- [Exercise details]:
Search the data for the string "Output" and gather each line it is in.

- [Provided entries]:
= = = = = = =

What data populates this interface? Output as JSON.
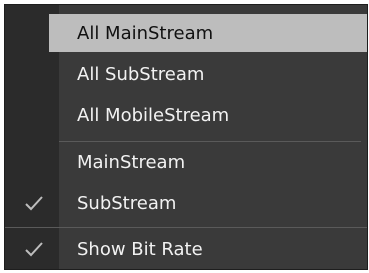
{
  "menu": {
    "items": [
      {
        "label": "All MainStream",
        "checked": false,
        "highlighted": true
      },
      {
        "label": "All SubStream",
        "checked": false,
        "highlighted": false
      },
      {
        "label": "All MobileStream",
        "checked": false,
        "highlighted": false
      },
      {
        "label": "MainStream",
        "checked": false,
        "highlighted": false
      },
      {
        "label": "SubStream",
        "checked": true,
        "highlighted": false
      },
      {
        "label": "Show Bit Rate",
        "checked": true,
        "highlighted": false
      }
    ]
  },
  "colors": {
    "menu_bg": "#3a3a3a",
    "gutter_bg": "#2b2b2b",
    "highlight_bg": "#bdbdbd",
    "text": "#f2f2f2",
    "check": "#bdbdbd"
  }
}
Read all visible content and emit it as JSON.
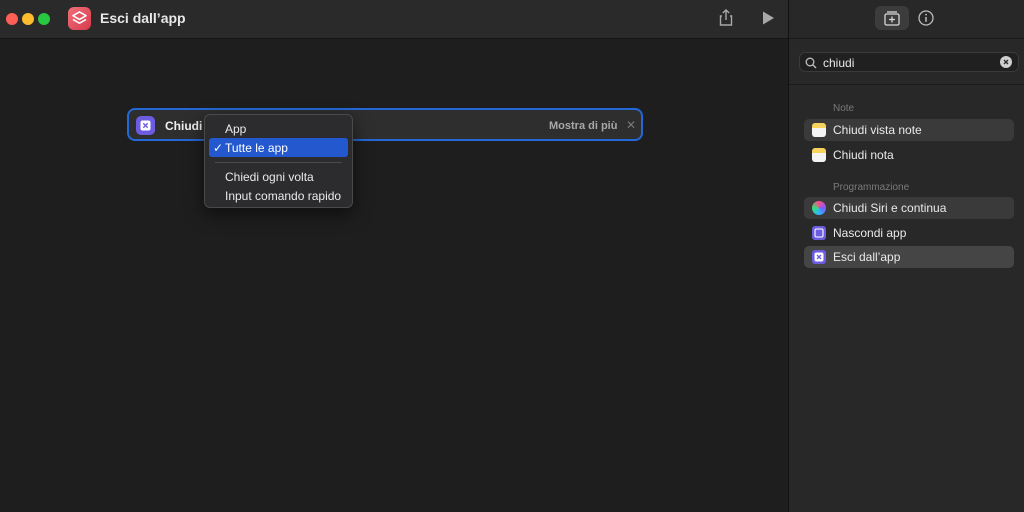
{
  "window": {
    "title": "Esci dall’app"
  },
  "action_card": {
    "label": "Chiudi",
    "hidden_link": "",
    "show_more": "Mostra di più"
  },
  "menu": {
    "items": [
      "App",
      "Tutte le app",
      "Chiedi ogni volta",
      "Input comando rapido"
    ],
    "selected": "Tutte le app"
  },
  "sidebar": {
    "search": {
      "value": "chiudi"
    },
    "sections": [
      {
        "title": "Note",
        "items": [
          "Chiudi vista note",
          "Chiudi nota"
        ]
      },
      {
        "title": "Programmazione",
        "items": [
          "Chiudi Siri e continua",
          "Nascondi app",
          "Esci dall’app"
        ]
      }
    ]
  },
  "colors": {
    "accent": "#2468d8",
    "selection": "#2458cf",
    "action_purple": "#6b5ce0",
    "app_icon": "#e0495a"
  },
  "icons": [
    "shortcuts-icon",
    "share-icon",
    "play-icon",
    "add-action-icon",
    "info-icon",
    "search-icon",
    "clear-icon",
    "close-icon",
    "checkmark-icon",
    "notes-icon",
    "siri-icon",
    "hide-app-icon",
    "quit-app-icon"
  ]
}
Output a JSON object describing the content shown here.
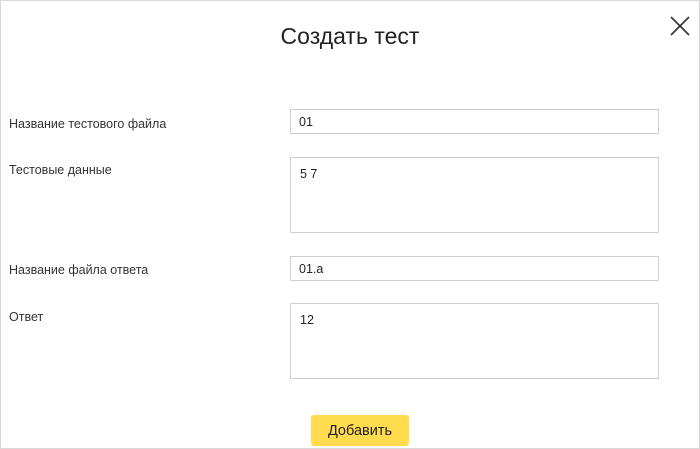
{
  "dialog": {
    "title": "Создать тест",
    "close_icon": "close-icon"
  },
  "form": {
    "test_file_name": {
      "label": "Название тестового файла",
      "value": "01"
    },
    "test_data": {
      "label": "Тестовые данные",
      "value": "5 7"
    },
    "answer_file_name": {
      "label": "Название файла ответа",
      "value": "01.a"
    },
    "answer": {
      "label": "Ответ",
      "value": "12"
    }
  },
  "actions": {
    "add_label": "Добавить",
    "add_color": "#ffdb4d"
  }
}
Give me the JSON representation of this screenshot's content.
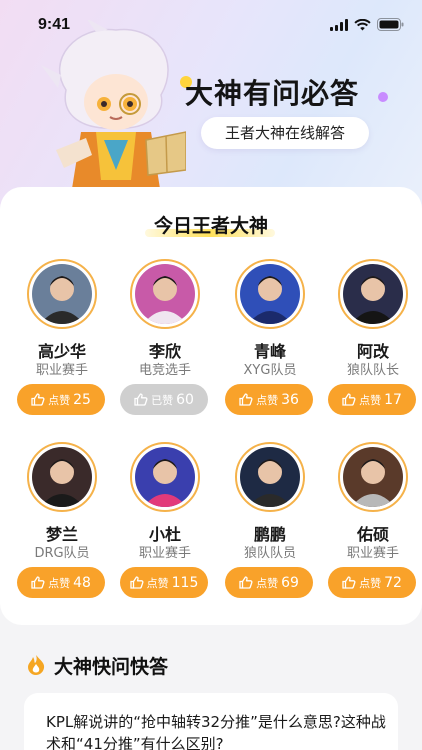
{
  "status_bar": {
    "time": "9:41"
  },
  "hero": {
    "title": "大神有问必答",
    "subtitle": "王者大神在线解答"
  },
  "experts_section": {
    "title": "今日王者大神",
    "experts": [
      {
        "name": "高少华",
        "role": "职业赛手",
        "like_label": "点赞",
        "likes": "25",
        "liked": false,
        "avatar_bg": "#6a7f9a",
        "avatar_shirt": "#2a2a2a"
      },
      {
        "name": "李欣",
        "role": "电竞选手",
        "like_label": "已赞",
        "likes": "60",
        "liked": true,
        "avatar_bg": "#c85aa8",
        "avatar_shirt": "#f0e6f0"
      },
      {
        "name": "青峰",
        "role": "XYG队员",
        "like_label": "点赞",
        "likes": "36",
        "liked": false,
        "avatar_bg": "#2f4fb8",
        "avatar_shirt": "#1b2a6b"
      },
      {
        "name": "阿改",
        "role": "狼队队长",
        "like_label": "点赞",
        "likes": "17",
        "liked": false,
        "avatar_bg": "#2a2d4a",
        "avatar_shirt": "#151515"
      },
      {
        "name": "梦兰",
        "role": "DRG队员",
        "like_label": "点赞",
        "likes": "48",
        "liked": false,
        "avatar_bg": "#3a2a2a",
        "avatar_shirt": "#1a1a1a"
      },
      {
        "name": "小杜",
        "role": "职业赛手",
        "like_label": "点赞",
        "likes": "115",
        "liked": false,
        "avatar_bg": "#3a3fae",
        "avatar_shirt": "#e23a7a"
      },
      {
        "name": "鹏鹏",
        "role": "狼队队员",
        "like_label": "点赞",
        "likes": "69",
        "liked": false,
        "avatar_bg": "#1e2a44",
        "avatar_shirt": "#2a2a2a"
      },
      {
        "name": "佑硕",
        "role": "职业赛手",
        "like_label": "点赞",
        "likes": "72",
        "liked": false,
        "avatar_bg": "#5a3a2a",
        "avatar_shirt": "#b8b8b8"
      }
    ]
  },
  "qa_section": {
    "title": "大神快问快答",
    "question": "KPL解说讲的“抢中轴转32分推”是什么意思?这种战术和“41分推”有什么区别?"
  },
  "colors": {
    "accent": "#f9a22a",
    "liked": "#cfcfcf",
    "avatar_ring": "#f5b24a",
    "title_underline": "#ffe15a"
  },
  "icons": {
    "like": "thumbs-up-icon",
    "qa": "flame-icon"
  }
}
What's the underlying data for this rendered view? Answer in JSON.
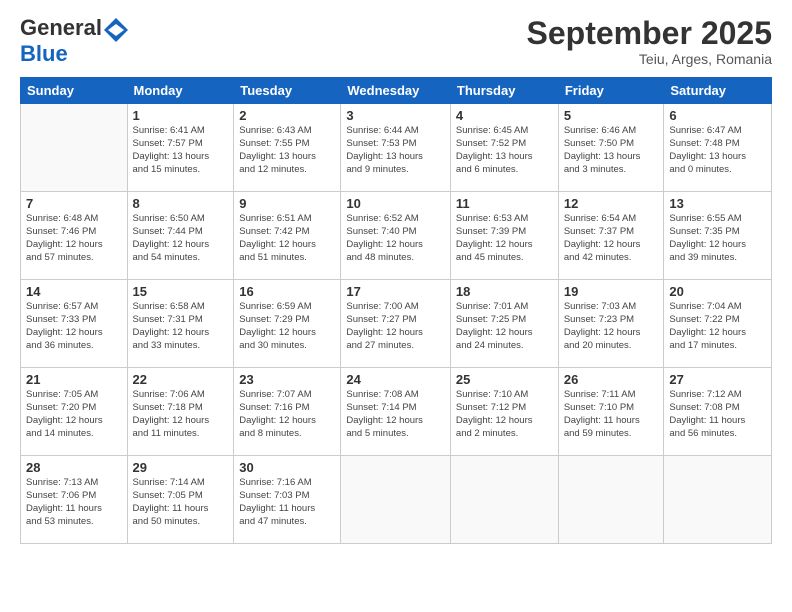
{
  "header": {
    "logo_general": "General",
    "logo_blue": "Blue",
    "month_title": "September 2025",
    "subtitle": "Teiu, Arges, Romania"
  },
  "weekdays": [
    "Sunday",
    "Monday",
    "Tuesday",
    "Wednesday",
    "Thursday",
    "Friday",
    "Saturday"
  ],
  "weeks": [
    [
      {
        "day": "",
        "info": ""
      },
      {
        "day": "1",
        "info": "Sunrise: 6:41 AM\nSunset: 7:57 PM\nDaylight: 13 hours\nand 15 minutes."
      },
      {
        "day": "2",
        "info": "Sunrise: 6:43 AM\nSunset: 7:55 PM\nDaylight: 13 hours\nand 12 minutes."
      },
      {
        "day": "3",
        "info": "Sunrise: 6:44 AM\nSunset: 7:53 PM\nDaylight: 13 hours\nand 9 minutes."
      },
      {
        "day": "4",
        "info": "Sunrise: 6:45 AM\nSunset: 7:52 PM\nDaylight: 13 hours\nand 6 minutes."
      },
      {
        "day": "5",
        "info": "Sunrise: 6:46 AM\nSunset: 7:50 PM\nDaylight: 13 hours\nand 3 minutes."
      },
      {
        "day": "6",
        "info": "Sunrise: 6:47 AM\nSunset: 7:48 PM\nDaylight: 13 hours\nand 0 minutes."
      }
    ],
    [
      {
        "day": "7",
        "info": "Sunrise: 6:48 AM\nSunset: 7:46 PM\nDaylight: 12 hours\nand 57 minutes."
      },
      {
        "day": "8",
        "info": "Sunrise: 6:50 AM\nSunset: 7:44 PM\nDaylight: 12 hours\nand 54 minutes."
      },
      {
        "day": "9",
        "info": "Sunrise: 6:51 AM\nSunset: 7:42 PM\nDaylight: 12 hours\nand 51 minutes."
      },
      {
        "day": "10",
        "info": "Sunrise: 6:52 AM\nSunset: 7:40 PM\nDaylight: 12 hours\nand 48 minutes."
      },
      {
        "day": "11",
        "info": "Sunrise: 6:53 AM\nSunset: 7:39 PM\nDaylight: 12 hours\nand 45 minutes."
      },
      {
        "day": "12",
        "info": "Sunrise: 6:54 AM\nSunset: 7:37 PM\nDaylight: 12 hours\nand 42 minutes."
      },
      {
        "day": "13",
        "info": "Sunrise: 6:55 AM\nSunset: 7:35 PM\nDaylight: 12 hours\nand 39 minutes."
      }
    ],
    [
      {
        "day": "14",
        "info": "Sunrise: 6:57 AM\nSunset: 7:33 PM\nDaylight: 12 hours\nand 36 minutes."
      },
      {
        "day": "15",
        "info": "Sunrise: 6:58 AM\nSunset: 7:31 PM\nDaylight: 12 hours\nand 33 minutes."
      },
      {
        "day": "16",
        "info": "Sunrise: 6:59 AM\nSunset: 7:29 PM\nDaylight: 12 hours\nand 30 minutes."
      },
      {
        "day": "17",
        "info": "Sunrise: 7:00 AM\nSunset: 7:27 PM\nDaylight: 12 hours\nand 27 minutes."
      },
      {
        "day": "18",
        "info": "Sunrise: 7:01 AM\nSunset: 7:25 PM\nDaylight: 12 hours\nand 24 minutes."
      },
      {
        "day": "19",
        "info": "Sunrise: 7:03 AM\nSunset: 7:23 PM\nDaylight: 12 hours\nand 20 minutes."
      },
      {
        "day": "20",
        "info": "Sunrise: 7:04 AM\nSunset: 7:22 PM\nDaylight: 12 hours\nand 17 minutes."
      }
    ],
    [
      {
        "day": "21",
        "info": "Sunrise: 7:05 AM\nSunset: 7:20 PM\nDaylight: 12 hours\nand 14 minutes."
      },
      {
        "day": "22",
        "info": "Sunrise: 7:06 AM\nSunset: 7:18 PM\nDaylight: 12 hours\nand 11 minutes."
      },
      {
        "day": "23",
        "info": "Sunrise: 7:07 AM\nSunset: 7:16 PM\nDaylight: 12 hours\nand 8 minutes."
      },
      {
        "day": "24",
        "info": "Sunrise: 7:08 AM\nSunset: 7:14 PM\nDaylight: 12 hours\nand 5 minutes."
      },
      {
        "day": "25",
        "info": "Sunrise: 7:10 AM\nSunset: 7:12 PM\nDaylight: 12 hours\nand 2 minutes."
      },
      {
        "day": "26",
        "info": "Sunrise: 7:11 AM\nSunset: 7:10 PM\nDaylight: 11 hours\nand 59 minutes."
      },
      {
        "day": "27",
        "info": "Sunrise: 7:12 AM\nSunset: 7:08 PM\nDaylight: 11 hours\nand 56 minutes."
      }
    ],
    [
      {
        "day": "28",
        "info": "Sunrise: 7:13 AM\nSunset: 7:06 PM\nDaylight: 11 hours\nand 53 minutes."
      },
      {
        "day": "29",
        "info": "Sunrise: 7:14 AM\nSunset: 7:05 PM\nDaylight: 11 hours\nand 50 minutes."
      },
      {
        "day": "30",
        "info": "Sunrise: 7:16 AM\nSunset: 7:03 PM\nDaylight: 11 hours\nand 47 minutes."
      },
      {
        "day": "",
        "info": ""
      },
      {
        "day": "",
        "info": ""
      },
      {
        "day": "",
        "info": ""
      },
      {
        "day": "",
        "info": ""
      }
    ]
  ]
}
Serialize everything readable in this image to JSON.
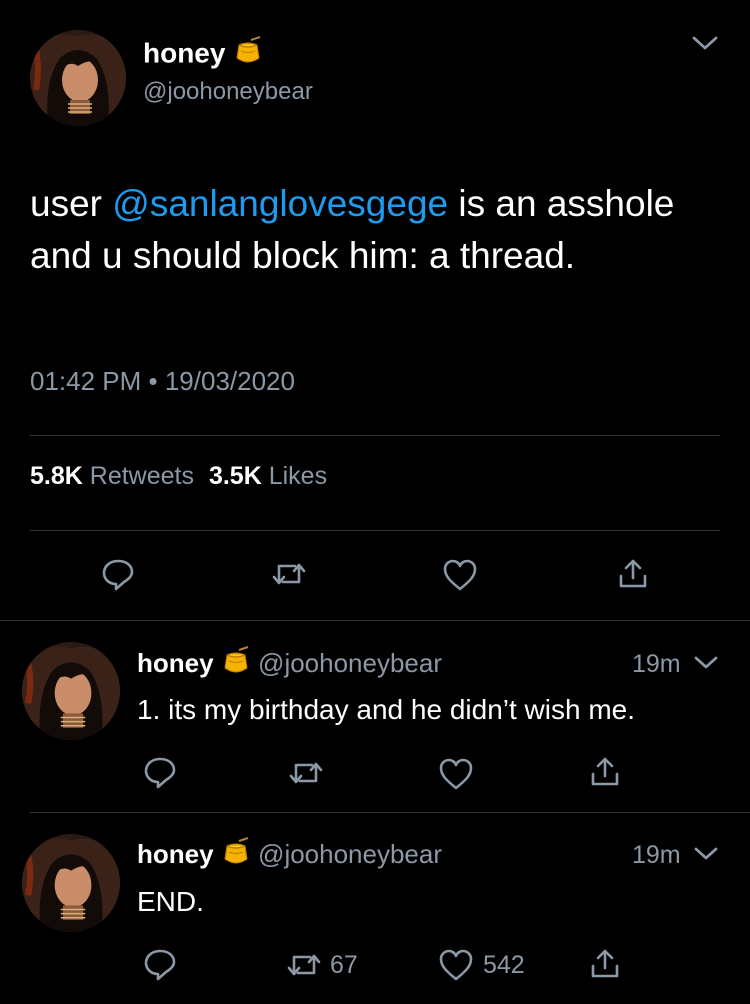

= = = = = = =

- [Solution to this task]:
What data populates this interface? Output as JSON.
Output a JSON object describing the content shown here.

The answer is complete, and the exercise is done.